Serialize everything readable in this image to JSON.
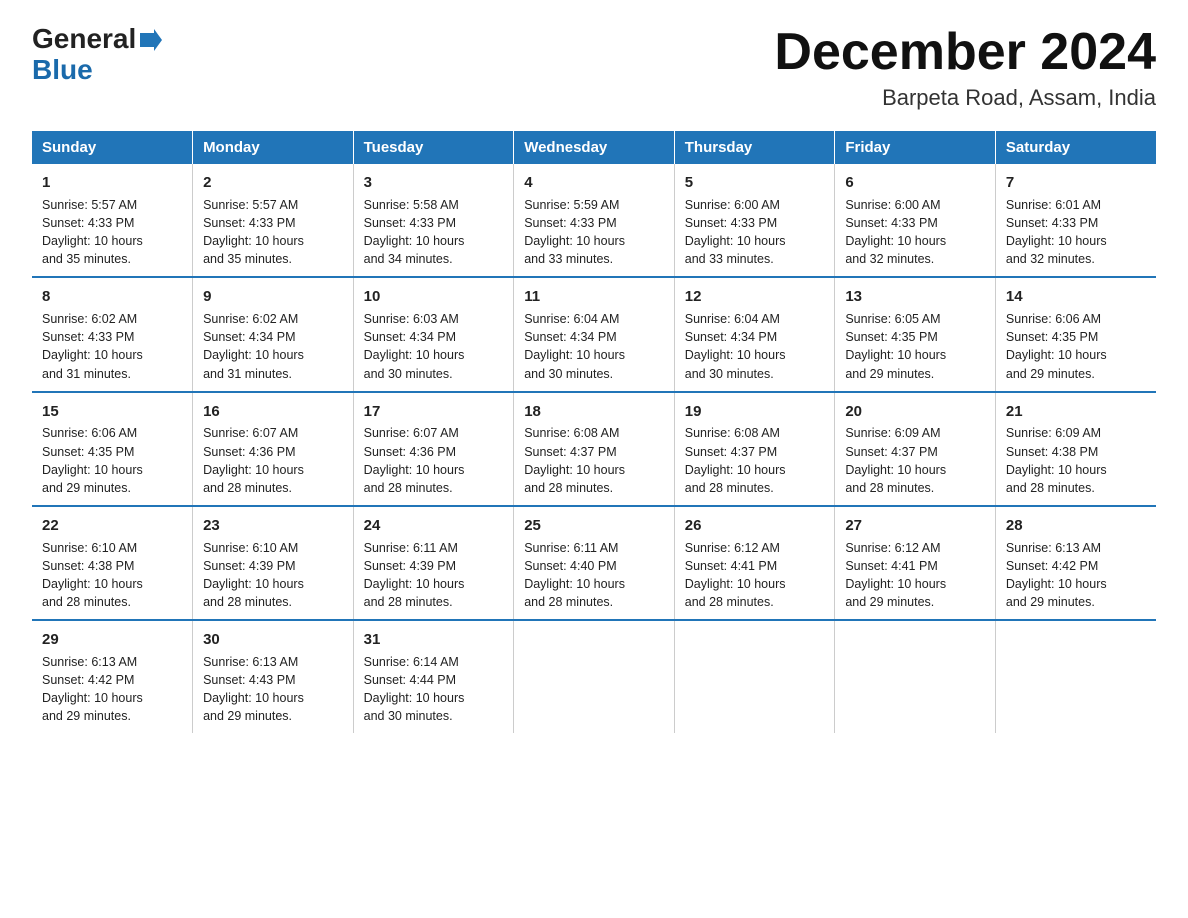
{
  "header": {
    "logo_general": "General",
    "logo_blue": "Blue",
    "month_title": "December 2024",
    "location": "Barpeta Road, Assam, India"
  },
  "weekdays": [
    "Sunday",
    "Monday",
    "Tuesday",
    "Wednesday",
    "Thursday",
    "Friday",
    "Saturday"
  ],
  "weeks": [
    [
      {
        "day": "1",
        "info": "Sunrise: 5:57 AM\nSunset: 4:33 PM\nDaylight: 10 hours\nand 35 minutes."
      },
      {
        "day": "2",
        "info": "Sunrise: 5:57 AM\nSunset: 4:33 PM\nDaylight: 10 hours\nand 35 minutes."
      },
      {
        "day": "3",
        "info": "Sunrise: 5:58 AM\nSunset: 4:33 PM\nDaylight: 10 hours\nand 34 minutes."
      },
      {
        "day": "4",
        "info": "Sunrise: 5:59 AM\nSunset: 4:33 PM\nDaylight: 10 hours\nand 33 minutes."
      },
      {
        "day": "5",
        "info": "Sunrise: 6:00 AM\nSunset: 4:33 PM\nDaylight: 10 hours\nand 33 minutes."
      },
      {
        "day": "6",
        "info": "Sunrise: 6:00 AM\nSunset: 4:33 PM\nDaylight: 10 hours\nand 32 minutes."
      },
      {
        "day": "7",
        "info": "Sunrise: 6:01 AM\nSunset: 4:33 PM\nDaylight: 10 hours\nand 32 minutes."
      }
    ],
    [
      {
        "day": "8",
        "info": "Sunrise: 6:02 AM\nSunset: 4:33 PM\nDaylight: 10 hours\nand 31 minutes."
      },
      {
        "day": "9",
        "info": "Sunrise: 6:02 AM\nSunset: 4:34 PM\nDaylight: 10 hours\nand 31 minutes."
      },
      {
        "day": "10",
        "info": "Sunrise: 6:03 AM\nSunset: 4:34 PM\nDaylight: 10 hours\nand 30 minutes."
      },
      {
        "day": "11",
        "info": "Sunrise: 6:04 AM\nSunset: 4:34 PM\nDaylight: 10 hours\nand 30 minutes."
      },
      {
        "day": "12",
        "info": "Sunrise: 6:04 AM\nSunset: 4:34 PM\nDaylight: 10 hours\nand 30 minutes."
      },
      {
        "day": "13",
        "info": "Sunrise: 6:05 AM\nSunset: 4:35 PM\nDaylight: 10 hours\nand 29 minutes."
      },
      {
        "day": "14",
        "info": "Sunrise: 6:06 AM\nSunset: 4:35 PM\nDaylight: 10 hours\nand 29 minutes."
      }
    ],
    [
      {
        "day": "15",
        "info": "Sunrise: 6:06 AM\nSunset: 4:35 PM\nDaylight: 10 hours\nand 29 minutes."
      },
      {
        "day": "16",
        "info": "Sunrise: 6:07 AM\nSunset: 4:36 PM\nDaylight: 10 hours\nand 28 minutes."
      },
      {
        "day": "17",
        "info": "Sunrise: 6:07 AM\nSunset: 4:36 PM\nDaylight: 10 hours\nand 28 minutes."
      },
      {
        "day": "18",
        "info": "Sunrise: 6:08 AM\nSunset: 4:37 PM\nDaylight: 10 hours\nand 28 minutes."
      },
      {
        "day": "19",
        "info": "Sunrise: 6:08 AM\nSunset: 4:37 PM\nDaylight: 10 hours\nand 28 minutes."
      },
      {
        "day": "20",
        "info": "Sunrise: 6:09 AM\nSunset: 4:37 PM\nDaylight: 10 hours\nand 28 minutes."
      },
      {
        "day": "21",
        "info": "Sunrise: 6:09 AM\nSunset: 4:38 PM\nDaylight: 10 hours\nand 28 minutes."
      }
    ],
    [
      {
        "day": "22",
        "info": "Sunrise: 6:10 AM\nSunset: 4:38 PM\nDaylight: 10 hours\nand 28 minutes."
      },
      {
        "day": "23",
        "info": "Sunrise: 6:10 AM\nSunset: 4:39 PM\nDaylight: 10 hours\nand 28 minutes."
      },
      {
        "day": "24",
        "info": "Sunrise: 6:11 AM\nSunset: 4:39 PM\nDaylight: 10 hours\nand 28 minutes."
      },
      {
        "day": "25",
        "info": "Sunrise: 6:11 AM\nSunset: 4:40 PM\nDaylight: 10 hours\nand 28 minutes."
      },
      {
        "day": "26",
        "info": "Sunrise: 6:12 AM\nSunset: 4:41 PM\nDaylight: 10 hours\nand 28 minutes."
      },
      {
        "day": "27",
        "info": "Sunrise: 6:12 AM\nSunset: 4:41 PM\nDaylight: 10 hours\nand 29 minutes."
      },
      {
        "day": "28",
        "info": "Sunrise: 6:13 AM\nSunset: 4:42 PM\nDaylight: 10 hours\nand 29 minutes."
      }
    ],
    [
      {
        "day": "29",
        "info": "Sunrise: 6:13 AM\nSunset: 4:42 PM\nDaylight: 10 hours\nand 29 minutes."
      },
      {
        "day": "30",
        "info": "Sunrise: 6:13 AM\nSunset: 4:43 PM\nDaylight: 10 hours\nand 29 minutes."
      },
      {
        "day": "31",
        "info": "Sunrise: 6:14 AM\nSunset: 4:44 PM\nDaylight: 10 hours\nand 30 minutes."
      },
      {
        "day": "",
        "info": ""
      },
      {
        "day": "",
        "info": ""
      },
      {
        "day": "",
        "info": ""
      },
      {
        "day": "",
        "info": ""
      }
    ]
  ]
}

--

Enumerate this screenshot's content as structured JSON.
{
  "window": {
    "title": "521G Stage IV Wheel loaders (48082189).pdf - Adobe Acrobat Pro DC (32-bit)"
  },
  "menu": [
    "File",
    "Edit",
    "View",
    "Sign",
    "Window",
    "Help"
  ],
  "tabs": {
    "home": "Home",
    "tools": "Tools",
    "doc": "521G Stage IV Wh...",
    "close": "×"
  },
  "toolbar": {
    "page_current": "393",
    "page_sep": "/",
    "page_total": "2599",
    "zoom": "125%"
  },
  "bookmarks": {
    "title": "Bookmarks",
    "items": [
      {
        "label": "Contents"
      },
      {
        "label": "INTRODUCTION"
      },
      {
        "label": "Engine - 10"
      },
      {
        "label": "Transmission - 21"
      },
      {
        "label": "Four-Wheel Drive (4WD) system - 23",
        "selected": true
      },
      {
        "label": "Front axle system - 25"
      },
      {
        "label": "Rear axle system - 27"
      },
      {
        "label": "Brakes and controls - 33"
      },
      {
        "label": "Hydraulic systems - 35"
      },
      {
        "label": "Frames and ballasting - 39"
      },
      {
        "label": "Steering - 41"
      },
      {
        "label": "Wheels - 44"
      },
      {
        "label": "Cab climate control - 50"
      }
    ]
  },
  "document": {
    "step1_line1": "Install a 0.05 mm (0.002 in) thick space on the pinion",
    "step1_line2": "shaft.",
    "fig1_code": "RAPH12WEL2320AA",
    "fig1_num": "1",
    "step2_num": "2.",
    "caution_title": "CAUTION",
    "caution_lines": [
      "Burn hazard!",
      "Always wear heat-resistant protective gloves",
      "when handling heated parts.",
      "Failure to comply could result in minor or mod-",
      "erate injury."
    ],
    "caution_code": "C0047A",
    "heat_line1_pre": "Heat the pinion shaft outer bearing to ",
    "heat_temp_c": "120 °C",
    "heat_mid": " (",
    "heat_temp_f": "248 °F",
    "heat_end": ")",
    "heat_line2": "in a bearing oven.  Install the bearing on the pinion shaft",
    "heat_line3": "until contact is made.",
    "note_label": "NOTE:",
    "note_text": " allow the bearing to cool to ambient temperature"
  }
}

...

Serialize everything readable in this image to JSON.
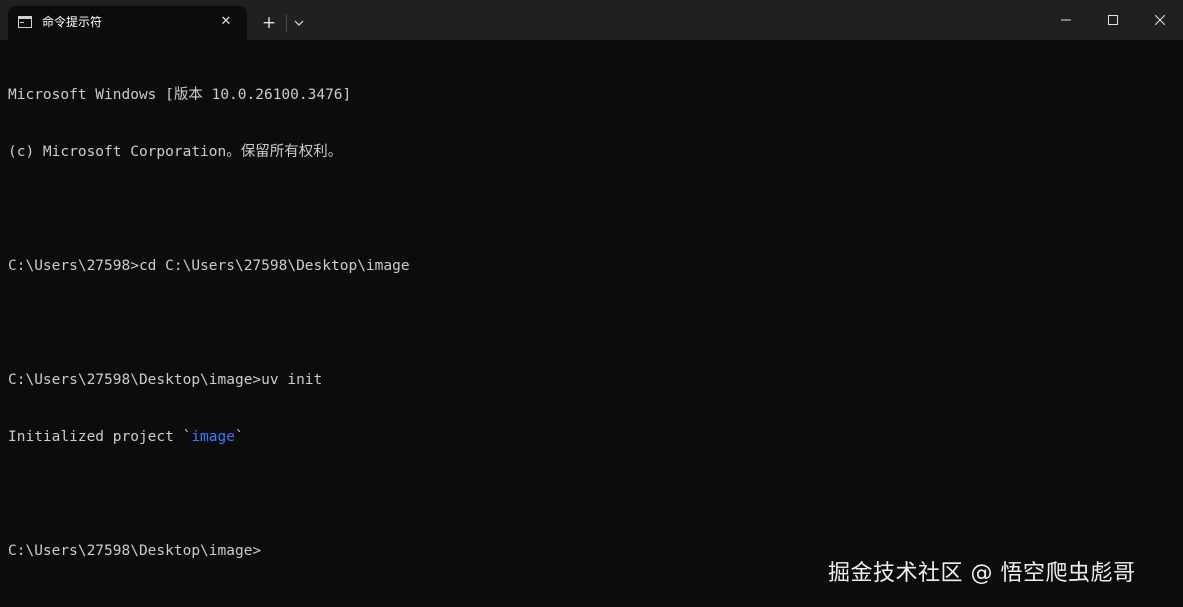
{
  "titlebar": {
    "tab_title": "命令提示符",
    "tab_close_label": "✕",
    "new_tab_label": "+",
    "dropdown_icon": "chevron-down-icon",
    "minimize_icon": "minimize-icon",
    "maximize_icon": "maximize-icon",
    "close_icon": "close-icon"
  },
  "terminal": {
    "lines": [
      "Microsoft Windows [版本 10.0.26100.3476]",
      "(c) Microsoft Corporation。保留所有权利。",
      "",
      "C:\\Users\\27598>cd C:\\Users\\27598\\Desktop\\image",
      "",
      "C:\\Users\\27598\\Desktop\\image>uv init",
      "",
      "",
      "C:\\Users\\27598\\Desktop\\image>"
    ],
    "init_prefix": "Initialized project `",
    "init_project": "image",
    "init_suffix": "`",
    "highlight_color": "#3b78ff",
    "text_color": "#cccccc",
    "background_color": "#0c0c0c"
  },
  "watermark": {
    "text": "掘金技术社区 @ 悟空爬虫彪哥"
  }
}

# [PROBLEM TO WORK ON]
Every line in the data that holds "Users" should be copied out.

# [TASK RESULT]
      "C:\\Users\\27598>cd C:\\Users\\27598\\Desktop\\image",
      "C:\\Users\\27598\\Desktop\\image>uv init",
      "C:\\Users\\27598\\Desktop\\image>"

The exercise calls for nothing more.